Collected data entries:
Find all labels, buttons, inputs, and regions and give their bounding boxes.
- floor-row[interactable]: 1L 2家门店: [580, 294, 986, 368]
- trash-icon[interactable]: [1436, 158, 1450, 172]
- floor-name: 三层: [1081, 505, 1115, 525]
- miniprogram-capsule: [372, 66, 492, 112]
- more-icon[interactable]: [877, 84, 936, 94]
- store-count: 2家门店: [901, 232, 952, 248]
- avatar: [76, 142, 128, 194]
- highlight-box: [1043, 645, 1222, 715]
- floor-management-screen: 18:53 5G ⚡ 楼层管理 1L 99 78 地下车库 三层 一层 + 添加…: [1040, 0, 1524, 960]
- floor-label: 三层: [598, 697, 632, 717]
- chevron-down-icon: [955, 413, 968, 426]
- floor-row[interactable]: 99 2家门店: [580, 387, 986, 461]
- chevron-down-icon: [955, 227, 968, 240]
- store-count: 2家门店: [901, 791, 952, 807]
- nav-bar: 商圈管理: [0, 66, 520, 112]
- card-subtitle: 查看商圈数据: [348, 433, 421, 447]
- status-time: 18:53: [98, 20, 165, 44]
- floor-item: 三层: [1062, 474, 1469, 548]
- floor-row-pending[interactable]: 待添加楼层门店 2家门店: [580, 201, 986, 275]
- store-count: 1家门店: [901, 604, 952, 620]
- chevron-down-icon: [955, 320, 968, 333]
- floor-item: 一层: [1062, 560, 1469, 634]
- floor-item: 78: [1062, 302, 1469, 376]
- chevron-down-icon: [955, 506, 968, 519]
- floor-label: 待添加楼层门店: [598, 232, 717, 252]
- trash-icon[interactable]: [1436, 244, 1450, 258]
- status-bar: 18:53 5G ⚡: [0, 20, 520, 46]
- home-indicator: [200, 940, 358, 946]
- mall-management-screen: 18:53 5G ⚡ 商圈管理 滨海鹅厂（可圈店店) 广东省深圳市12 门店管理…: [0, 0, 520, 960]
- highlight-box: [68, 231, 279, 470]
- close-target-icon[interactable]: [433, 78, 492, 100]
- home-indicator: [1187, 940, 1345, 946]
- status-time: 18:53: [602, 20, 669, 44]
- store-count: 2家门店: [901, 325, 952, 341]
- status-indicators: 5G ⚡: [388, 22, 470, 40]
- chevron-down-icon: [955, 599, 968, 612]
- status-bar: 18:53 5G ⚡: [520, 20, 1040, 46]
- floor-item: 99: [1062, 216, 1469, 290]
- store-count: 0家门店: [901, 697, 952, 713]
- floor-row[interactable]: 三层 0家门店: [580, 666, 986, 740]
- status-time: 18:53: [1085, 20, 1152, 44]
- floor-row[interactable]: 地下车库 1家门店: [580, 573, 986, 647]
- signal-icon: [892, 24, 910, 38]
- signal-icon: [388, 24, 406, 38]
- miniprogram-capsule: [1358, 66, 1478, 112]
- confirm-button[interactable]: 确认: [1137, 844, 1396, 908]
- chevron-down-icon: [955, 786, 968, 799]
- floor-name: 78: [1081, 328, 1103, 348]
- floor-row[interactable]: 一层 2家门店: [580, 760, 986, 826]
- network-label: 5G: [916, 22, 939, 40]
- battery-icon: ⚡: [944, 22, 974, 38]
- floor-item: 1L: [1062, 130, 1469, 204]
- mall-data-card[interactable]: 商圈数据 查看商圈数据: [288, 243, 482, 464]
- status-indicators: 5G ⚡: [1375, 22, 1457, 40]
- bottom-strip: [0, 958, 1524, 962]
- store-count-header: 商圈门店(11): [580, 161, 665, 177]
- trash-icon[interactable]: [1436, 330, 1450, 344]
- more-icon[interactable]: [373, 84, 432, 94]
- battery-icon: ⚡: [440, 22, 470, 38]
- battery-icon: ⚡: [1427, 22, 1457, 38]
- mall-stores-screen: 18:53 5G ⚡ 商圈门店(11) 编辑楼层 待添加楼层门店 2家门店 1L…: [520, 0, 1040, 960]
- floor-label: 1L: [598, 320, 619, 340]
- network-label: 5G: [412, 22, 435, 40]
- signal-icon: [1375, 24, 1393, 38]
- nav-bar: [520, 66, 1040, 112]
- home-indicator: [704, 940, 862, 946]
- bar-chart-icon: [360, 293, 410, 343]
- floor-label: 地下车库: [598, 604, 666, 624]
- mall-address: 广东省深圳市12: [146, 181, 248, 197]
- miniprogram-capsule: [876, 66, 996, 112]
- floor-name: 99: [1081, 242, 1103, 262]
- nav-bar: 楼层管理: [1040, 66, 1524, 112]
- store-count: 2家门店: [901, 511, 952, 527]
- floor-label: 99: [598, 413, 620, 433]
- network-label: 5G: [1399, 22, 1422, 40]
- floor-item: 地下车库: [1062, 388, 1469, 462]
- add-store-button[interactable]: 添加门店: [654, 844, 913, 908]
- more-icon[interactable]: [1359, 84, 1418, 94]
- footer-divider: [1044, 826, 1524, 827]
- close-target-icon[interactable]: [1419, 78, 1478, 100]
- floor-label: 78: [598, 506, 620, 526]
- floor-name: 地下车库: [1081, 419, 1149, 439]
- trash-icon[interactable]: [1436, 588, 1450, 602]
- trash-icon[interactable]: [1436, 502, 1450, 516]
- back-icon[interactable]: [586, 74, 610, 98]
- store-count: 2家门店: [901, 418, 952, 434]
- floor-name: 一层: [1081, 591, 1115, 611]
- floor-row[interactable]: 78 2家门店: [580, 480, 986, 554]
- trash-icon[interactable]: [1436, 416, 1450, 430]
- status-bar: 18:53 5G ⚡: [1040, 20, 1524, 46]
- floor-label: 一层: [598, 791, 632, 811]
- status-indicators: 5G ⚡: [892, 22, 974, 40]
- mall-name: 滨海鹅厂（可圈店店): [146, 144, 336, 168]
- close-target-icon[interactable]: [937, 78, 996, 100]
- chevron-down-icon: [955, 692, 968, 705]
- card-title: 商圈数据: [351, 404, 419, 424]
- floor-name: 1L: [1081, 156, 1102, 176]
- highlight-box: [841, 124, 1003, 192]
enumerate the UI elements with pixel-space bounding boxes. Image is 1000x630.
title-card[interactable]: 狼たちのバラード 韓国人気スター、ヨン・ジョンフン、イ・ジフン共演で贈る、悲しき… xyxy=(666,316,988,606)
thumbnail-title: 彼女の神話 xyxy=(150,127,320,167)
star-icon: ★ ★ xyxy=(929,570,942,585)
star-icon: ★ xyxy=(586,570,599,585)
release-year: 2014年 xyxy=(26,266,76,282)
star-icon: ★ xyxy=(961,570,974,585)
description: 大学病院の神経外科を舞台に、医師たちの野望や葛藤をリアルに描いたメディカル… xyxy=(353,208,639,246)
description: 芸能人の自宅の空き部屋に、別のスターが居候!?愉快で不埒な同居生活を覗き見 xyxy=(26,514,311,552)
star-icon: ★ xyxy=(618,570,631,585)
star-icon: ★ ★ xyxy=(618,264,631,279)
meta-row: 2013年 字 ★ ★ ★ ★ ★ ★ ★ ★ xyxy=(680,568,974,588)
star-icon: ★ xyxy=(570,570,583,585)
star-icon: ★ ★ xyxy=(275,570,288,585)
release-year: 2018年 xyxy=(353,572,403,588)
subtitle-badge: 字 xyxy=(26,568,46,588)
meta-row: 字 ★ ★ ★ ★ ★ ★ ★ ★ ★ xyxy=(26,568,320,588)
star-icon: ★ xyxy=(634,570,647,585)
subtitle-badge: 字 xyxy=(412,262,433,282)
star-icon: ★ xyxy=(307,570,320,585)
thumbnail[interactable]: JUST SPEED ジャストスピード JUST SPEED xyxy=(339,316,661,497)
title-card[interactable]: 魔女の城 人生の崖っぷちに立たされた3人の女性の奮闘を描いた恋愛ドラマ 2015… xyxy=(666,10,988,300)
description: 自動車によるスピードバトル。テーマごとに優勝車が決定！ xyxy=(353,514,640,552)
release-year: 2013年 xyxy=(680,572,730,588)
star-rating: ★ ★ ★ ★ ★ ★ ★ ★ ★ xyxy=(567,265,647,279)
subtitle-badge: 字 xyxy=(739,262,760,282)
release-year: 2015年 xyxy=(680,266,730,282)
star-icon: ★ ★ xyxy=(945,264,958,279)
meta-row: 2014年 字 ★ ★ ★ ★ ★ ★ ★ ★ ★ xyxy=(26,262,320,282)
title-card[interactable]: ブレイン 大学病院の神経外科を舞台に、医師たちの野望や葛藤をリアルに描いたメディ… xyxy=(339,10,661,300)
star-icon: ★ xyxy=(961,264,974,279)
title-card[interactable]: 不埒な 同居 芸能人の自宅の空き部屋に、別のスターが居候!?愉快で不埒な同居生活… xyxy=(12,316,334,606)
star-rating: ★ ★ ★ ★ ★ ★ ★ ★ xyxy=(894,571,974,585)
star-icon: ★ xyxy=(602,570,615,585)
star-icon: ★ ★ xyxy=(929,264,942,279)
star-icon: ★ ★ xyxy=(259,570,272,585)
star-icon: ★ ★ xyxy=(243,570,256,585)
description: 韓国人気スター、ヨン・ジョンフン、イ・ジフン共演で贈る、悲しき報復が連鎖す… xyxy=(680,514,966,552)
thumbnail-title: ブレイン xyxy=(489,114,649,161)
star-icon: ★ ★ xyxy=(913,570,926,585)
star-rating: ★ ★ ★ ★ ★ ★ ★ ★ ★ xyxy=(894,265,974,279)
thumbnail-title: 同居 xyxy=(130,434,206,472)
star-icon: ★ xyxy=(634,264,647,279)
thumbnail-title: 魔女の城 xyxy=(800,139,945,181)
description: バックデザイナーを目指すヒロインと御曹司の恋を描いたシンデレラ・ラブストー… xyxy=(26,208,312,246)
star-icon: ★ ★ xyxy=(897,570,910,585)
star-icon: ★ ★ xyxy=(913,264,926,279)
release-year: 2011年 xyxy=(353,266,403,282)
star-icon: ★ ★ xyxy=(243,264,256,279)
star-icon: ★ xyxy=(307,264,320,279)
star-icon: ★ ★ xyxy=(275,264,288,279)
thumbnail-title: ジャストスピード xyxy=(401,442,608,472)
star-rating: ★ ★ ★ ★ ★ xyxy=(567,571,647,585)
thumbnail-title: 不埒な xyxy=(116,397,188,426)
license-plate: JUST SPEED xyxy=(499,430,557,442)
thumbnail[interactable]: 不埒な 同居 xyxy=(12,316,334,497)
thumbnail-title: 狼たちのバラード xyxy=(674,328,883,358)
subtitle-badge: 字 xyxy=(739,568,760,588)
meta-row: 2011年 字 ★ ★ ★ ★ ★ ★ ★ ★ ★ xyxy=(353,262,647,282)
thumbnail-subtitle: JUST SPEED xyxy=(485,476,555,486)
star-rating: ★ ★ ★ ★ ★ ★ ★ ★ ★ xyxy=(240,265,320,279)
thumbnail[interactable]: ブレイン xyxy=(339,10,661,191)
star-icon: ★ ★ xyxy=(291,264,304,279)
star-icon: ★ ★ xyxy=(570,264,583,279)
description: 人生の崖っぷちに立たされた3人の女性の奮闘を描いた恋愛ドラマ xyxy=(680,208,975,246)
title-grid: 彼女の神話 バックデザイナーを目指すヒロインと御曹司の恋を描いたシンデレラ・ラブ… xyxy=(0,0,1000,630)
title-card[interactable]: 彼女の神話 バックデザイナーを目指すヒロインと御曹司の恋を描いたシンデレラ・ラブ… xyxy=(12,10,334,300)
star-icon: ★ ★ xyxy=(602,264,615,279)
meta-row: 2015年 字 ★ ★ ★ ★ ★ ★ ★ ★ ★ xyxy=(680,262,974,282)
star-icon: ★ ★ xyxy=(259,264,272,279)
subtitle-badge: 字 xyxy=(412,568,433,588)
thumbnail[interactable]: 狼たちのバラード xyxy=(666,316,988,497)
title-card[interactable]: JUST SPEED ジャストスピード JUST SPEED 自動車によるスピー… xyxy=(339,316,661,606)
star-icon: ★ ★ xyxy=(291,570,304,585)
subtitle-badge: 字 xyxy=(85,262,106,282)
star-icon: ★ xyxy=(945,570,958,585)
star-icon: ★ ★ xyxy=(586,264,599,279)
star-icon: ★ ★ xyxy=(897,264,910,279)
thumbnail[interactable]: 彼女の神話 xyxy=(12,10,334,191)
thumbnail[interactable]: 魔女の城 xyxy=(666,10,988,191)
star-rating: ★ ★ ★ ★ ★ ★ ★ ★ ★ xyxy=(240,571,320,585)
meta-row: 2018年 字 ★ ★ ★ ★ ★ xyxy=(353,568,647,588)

- _GOAL OF THE EXERCISE_: Render the records from their first line up to and including the line with "- signal-icon: [892, 24, 910, 38]" as a JSON list of strings, one string per line, with blank lines omitted.

- _SOLUTION FOR THIS TASK_:
[
  "Find all labels, buttons, inputs, and regions and give their bounding boxes.",
  "- floor-row[interactable]: 1L 2家门店: [580, 294, 986, 368]",
  "- trash-icon[interactable]: [1436, 158, 1450, 172]",
  "- floor-name: 三层: [1081, 505, 1115, 525]",
  "- miniprogram-capsule: [372, 66, 492, 112]",
  "- more-icon[interactable]: [877, 84, 936, 94]",
  "- store-count: 2家门店: [901, 232, 952, 248]",
  "- avatar: [76, 142, 128, 194]",
  "- highlight-box: [1043, 645, 1222, 715]",
  "- floor-management-screen: 18:53 5G ⚡ 楼层管理 1L 99 78 地下车库 三层 一层 + 添加…: [1040, 0, 1524, 960]",
  "- floor-label: 三层: [598, 697, 632, 717]",
  "- chevron-down-icon: [955, 413, 968, 426]",
  "- floor-row[interactable]: 99 2家门店: [580, 387, 986, 461]",
  "- chevron-down-icon: [955, 227, 968, 240]",
  "- store-count: 2家门店: [901, 791, 952, 807]",
  "- nav-bar: 商圈管理: [0, 66, 520, 112]",
  "- card-subtitle: 查看商圈数据: [348, 433, 421, 447]",
  "- status-time: 18:53: [98, 20, 165, 44]",
  "- floor-item: 三层: [1062, 474, 1469, 548]",
  "- floor-row-pending[interactable]: 待添加楼层门店 2家门店: [580, 201, 986, 275]",
  "- store-count: 1家门店: [901, 604, 952, 620]",
  "- chevron-down-icon: [955, 320, 968, 333]",
  "- floor-item: 一层: [1062, 560, 1469, 634]",
  "- floor-item: 78: [1062, 302, 1469, 376]",
  "- chevron-down-icon: [955, 506, 968, 519]",
  "- floor-label: 待添加楼层门店: [598, 232, 717, 252]",
  "- trash-icon[interactable]: [1436, 244, 1450, 258]",
  "- status-bar: 18:53 5G ⚡: [0, 20, 520, 46]",
  "- home-indicator: [200, 940, 358, 946]",
  "- mall-management-screen: 18:53 5G ⚡ 商圈管理 滨海鹅厂（可圈店店) 广东省深圳市12 门店管理…: [0, 0, 520, 960]",
  "- highlight-box: [68, 231, 279, 470]",
  "- close-target-icon[interactable]: [433, 78, 492, 100]",
  "- home-indicator: [1187, 940, 1345, 946]",
  "- status-time: 18:53: [602, 20, 669, 44]",
  "- store-count: 2家门店: [901, 325, 952, 341]",
  "- status-indicators: 5G ⚡: [388, 22, 470, 40]",
  "- chevron-down-icon: [955, 599, 968, 612]",
  "- status-bar: 18:53 5G ⚡: [520, 20, 1040, 46]",
  "- floor-item: 99: [1062, 216, 1469, 290]",
  "- store-count: 0家门店: [901, 697, 952, 713]",
  "- floor-row[interactable]: 三层 0家门店: [580, 666, 986, 740]",
  "- status-time: 18:53: [1085, 20, 1152, 44]",
  "- floor-row[interactable]: 地下车库 1家门店: [580, 573, 986, 647]",
  "- signal-icon: [892, 24, 910, 38]"
]